◆ Teks Bacaan:
++++++++

Dalam sejarah Islam, sebagaimana dikemukakan Syaikhudin (2010), fenomena korupsi sudah bisa ditemukan sejak periode awal lahirnya Islam, tepatnya ketika Islam telah menjadi negara atau yang lebih dikenal dengan Negara Madinah. Istilah korupsi, tersebut di dalam hadis-hadis Rasulullah saw. seringkali disebut dengan ghulul, sebuah kata benda (ism) bentukan dari kata kerja (fi’l) ghalla. Kata ghalla yang memiliki struktur morfologis ghalla (fi’l madhi), yaghullu (fi’l mudhari’), ghallan wa ghululan (ism) bermakna khana (berkhianat) (Warson Munawwir, 1997). Dikatakan berkhianat, seperti dinyatakan oleh Ibnu Qutaibah, sebagaimana dinukil Ibnu Hajar Al-‘Asqalani dalam kitab Fath Al-Bari fi Syarh Shahih Al-Bukhari, adalah karena proses pengambilannya yang dilakukan secara sembunyi-sembunyi.Abu ‘Ubaid mengatakan, ghulul adalah pengkhianatan secara khusus terkait dengan persoalan harta rampasan perang. Namun, para ulama yang lain mengartikannya secara luas, bahwa ghulul adalah berkhianat dalam hal apa saja, tidak terbatas dalam harta rampasan perang. Demikian penjelasan Imam An-Nawawi dalam Syarh Nawawi ‘ala Muslim.

Ibnu Al-Asir sebagaimana dinukil Muhammad ibn Mukram ibn Manzhur Al-Afriqi Al-Mishri dalam Lisan Al-‘Arab, menerangkan bahwa kata ghulul, pada asalnya bermakna khianat dalam urusan harta rampasan perang, atau mencuri sesuatu dari harta rampasan perang sebelum dibagikan. Namun kemudian, kata ini digunakan untuk setiap perbuatan khianat dalam suatu urusan secara sembunyi-sembunyi. Pengertian yang senada dikemukakan oleh Imam An-Nawawi. Dia mengatakan bahwa ghulul adalah pencurian barang rampasan perang sebelum pembagian.

Memperhatikan berbagai pengertian ghulul yang diberikan para ulama tersebut, dapat diketahui bahwa pada mulanya ghulul merupakan istilah khusus bagi penggelapan harta rampasan perang sebelum dibagikan secara transparan. Hal ini bisa dilihat pada hadis-hadis berikut. Pertama, hadis tentang korupsi mantel yang diriwayatkan oleh Bukhari. Dari Abdullah ibn Amr berkata bahwa dalam rombongan Rasulullah SAW. Ada seorang bernama Kirkirah yang mati di medan perang. Rasulullah SAW bersabda, “Dia masuk neraka.” Para sahabat pun menyelidiki perbekalan perangnya. Mereka mendapati mantel yang dikorupnya dari harta rampasan perang.

++++++++

◆ Petunjuk Latihan: Berikan salinan persis bagian teks tentang ghulul yang dimulai dengan "Memperhatikan berbagai pengertian" dan berlanjut hingga "dari harta rampasan perang.".

++++++++

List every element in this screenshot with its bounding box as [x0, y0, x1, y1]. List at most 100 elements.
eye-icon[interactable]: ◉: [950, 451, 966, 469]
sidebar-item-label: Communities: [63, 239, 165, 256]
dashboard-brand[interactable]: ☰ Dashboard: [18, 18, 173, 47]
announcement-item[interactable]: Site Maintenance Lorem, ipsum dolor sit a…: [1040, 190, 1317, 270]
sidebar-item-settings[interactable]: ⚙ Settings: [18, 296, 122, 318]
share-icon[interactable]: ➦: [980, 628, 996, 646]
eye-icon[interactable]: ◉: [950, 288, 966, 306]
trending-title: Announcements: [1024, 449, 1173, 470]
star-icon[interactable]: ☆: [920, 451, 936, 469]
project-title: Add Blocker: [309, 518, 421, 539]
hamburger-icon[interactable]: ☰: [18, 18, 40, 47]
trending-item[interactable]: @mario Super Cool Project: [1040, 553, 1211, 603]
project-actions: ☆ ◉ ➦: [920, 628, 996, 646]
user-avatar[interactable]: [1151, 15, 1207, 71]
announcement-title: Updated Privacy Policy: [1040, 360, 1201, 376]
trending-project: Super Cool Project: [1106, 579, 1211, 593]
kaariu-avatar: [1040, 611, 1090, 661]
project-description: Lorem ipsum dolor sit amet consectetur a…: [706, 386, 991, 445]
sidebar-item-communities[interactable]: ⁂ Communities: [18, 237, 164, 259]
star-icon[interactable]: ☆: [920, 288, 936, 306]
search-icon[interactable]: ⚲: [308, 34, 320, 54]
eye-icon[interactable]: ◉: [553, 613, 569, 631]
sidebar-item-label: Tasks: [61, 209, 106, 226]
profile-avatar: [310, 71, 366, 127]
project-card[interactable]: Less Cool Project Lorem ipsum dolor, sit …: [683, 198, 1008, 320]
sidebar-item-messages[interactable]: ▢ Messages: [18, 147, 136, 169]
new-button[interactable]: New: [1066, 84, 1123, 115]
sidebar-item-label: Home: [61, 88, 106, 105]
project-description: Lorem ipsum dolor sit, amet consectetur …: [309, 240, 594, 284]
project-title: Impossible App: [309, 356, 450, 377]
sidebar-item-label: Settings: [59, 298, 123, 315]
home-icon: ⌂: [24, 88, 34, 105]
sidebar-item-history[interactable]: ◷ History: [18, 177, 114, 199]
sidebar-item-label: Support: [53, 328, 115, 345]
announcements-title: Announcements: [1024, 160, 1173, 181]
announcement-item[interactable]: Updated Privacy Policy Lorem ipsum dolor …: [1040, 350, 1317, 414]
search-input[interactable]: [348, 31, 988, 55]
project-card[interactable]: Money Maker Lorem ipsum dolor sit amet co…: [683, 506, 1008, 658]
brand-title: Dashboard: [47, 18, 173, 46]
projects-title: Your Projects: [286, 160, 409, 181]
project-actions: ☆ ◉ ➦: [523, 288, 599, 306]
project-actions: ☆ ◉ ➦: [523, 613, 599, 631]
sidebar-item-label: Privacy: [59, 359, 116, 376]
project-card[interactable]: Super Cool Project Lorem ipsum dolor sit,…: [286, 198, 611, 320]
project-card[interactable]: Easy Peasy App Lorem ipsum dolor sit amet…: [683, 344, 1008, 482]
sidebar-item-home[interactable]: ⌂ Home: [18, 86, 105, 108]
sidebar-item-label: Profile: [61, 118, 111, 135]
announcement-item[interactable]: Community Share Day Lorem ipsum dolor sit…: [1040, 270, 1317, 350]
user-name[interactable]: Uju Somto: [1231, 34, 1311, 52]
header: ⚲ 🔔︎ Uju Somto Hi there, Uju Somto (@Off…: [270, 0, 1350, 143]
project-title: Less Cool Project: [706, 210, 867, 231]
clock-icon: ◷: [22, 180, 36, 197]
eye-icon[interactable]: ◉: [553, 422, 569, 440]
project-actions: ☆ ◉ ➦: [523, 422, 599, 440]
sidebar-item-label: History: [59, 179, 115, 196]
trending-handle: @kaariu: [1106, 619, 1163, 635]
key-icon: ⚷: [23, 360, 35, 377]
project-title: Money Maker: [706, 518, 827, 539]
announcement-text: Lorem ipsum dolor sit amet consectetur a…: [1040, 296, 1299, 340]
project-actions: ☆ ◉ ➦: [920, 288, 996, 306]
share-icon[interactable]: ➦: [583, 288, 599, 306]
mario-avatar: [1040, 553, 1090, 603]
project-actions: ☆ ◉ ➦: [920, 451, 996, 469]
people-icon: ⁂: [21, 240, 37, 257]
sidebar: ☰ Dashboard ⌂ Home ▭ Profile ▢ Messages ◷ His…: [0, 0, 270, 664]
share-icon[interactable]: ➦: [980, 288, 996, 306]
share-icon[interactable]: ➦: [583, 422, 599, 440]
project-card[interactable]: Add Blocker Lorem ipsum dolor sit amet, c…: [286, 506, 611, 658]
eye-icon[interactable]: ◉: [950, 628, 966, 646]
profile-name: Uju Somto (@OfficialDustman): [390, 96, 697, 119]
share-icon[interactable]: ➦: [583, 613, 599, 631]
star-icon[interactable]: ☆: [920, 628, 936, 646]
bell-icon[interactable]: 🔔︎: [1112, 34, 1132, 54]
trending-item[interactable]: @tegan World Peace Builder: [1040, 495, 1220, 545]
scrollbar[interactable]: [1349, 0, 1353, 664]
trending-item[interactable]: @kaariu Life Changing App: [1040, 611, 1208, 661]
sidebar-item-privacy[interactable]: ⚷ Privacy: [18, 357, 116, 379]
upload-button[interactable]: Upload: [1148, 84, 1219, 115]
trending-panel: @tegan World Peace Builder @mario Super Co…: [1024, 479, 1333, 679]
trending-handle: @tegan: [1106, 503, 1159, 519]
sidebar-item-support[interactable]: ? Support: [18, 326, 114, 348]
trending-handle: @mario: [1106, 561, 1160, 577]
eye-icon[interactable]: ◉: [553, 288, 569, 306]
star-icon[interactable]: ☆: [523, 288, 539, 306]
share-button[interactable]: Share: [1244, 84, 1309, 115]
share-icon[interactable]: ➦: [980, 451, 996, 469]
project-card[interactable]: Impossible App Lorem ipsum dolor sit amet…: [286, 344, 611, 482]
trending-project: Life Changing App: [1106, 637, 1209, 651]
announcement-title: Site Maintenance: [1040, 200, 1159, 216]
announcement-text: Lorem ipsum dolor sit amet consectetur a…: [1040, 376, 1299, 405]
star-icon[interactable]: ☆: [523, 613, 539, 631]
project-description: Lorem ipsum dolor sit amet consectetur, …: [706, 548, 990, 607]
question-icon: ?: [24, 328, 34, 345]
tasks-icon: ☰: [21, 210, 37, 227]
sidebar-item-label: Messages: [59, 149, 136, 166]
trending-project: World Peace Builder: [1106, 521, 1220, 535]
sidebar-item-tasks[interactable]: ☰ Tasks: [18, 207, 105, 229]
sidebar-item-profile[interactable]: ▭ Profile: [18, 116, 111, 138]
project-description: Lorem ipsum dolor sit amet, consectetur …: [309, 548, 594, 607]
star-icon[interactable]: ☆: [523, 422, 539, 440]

++++++++

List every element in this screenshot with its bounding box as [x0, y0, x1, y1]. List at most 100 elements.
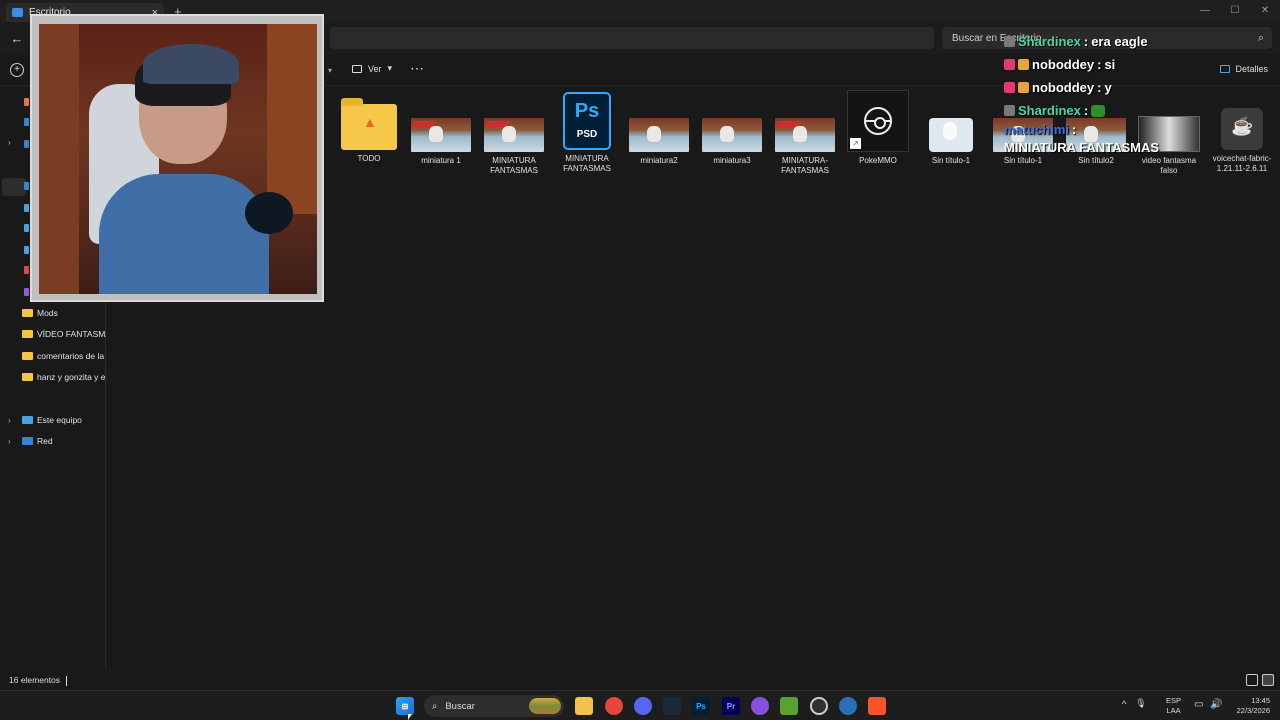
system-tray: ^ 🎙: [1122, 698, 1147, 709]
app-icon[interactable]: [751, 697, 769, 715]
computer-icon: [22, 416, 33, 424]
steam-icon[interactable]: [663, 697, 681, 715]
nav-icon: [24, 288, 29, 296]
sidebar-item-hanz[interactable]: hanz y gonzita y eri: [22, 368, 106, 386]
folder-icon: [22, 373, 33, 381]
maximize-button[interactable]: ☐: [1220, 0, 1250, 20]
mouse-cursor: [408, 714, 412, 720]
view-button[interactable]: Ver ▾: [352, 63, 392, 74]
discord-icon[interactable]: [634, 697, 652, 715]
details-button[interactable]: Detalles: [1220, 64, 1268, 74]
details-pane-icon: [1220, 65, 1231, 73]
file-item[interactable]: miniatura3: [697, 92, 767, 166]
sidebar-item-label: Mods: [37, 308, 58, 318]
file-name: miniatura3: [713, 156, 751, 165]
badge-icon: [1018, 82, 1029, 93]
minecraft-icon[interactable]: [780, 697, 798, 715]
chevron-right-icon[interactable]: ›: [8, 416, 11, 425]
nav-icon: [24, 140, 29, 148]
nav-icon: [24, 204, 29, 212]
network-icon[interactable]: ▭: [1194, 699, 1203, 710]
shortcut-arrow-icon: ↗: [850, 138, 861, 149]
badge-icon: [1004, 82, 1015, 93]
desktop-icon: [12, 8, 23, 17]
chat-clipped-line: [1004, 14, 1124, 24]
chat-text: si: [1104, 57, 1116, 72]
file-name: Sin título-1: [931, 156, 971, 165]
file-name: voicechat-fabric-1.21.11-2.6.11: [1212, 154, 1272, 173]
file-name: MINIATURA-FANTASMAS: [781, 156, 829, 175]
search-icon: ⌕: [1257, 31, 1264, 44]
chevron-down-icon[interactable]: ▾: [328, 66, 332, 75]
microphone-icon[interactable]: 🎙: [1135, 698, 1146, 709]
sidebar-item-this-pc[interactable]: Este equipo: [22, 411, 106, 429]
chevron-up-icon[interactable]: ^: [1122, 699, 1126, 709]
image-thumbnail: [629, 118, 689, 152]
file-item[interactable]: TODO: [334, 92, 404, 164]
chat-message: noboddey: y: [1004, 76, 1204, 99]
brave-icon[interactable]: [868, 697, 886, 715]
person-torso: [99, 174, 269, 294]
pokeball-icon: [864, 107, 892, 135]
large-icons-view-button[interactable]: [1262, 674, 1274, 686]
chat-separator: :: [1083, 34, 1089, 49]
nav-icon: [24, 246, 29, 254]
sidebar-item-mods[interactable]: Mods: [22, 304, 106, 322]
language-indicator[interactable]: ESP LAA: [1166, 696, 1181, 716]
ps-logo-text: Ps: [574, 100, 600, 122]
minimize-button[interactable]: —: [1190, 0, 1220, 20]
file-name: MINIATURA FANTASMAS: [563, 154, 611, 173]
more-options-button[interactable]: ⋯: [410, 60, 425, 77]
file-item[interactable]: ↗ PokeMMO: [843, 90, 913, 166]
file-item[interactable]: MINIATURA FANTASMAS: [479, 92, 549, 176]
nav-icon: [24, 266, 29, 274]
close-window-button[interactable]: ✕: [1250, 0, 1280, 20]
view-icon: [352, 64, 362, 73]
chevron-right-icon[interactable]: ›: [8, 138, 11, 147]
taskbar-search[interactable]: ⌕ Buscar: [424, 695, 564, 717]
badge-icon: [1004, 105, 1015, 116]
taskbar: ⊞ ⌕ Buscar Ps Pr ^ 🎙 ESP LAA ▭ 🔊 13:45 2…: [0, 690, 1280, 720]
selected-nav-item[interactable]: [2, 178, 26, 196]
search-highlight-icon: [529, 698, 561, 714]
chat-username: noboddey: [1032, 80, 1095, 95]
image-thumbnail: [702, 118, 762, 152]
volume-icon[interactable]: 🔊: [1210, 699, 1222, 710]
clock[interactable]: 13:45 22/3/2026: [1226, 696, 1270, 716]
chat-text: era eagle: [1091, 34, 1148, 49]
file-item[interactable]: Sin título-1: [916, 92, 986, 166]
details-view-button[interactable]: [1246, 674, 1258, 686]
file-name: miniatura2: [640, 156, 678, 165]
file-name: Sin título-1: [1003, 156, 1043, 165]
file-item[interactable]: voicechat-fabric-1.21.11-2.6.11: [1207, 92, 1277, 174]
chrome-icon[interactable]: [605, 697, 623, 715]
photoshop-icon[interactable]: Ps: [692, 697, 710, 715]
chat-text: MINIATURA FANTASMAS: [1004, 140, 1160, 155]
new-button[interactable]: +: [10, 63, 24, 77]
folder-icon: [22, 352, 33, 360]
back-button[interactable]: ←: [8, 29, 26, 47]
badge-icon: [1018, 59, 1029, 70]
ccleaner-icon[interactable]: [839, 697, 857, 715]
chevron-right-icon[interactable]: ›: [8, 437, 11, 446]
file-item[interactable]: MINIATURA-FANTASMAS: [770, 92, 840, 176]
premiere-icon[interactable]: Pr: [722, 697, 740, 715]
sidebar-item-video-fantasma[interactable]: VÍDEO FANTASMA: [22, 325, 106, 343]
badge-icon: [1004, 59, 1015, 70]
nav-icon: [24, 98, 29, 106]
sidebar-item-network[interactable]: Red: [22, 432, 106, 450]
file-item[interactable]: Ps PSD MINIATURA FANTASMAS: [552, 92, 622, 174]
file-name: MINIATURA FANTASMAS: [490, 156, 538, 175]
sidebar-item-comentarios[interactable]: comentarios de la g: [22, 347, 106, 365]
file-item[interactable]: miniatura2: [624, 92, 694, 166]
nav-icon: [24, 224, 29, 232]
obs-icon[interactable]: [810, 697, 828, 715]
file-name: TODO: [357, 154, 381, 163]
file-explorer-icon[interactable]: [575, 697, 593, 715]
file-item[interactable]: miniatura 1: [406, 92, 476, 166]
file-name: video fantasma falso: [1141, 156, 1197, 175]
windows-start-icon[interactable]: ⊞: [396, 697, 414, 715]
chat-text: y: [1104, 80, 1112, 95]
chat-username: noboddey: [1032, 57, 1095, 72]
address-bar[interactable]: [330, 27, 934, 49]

++++++++

◆ Jawaban Benar:
Memperhatikan berbagai pengertian ghulul yang diberikan para ulama tersebut, dapat diketahui bahwa pada mulanya ghulul merupakan istilah khusus bagi penggelapan harta rampasan perang sebelum dibagikan secara transparan. Hal ini bisa dilihat pada hadis-hadis berikut. Pertama, hadis tentang korupsi mantel yang diriwayatkan oleh Bukhari. Dari Abdullah ibn Amr berkata bahwa dalam rombongan Rasulullah SAW. Ada seorang bernama Kirkirah yang mati di medan perang. Rasulullah SAW bersabda, “Dia masuk neraka.” Para sahabat pun menyelidiki perbekalan perangnya. Mereka mendapati mantel yang dikorupnya dari harta rampasan perang.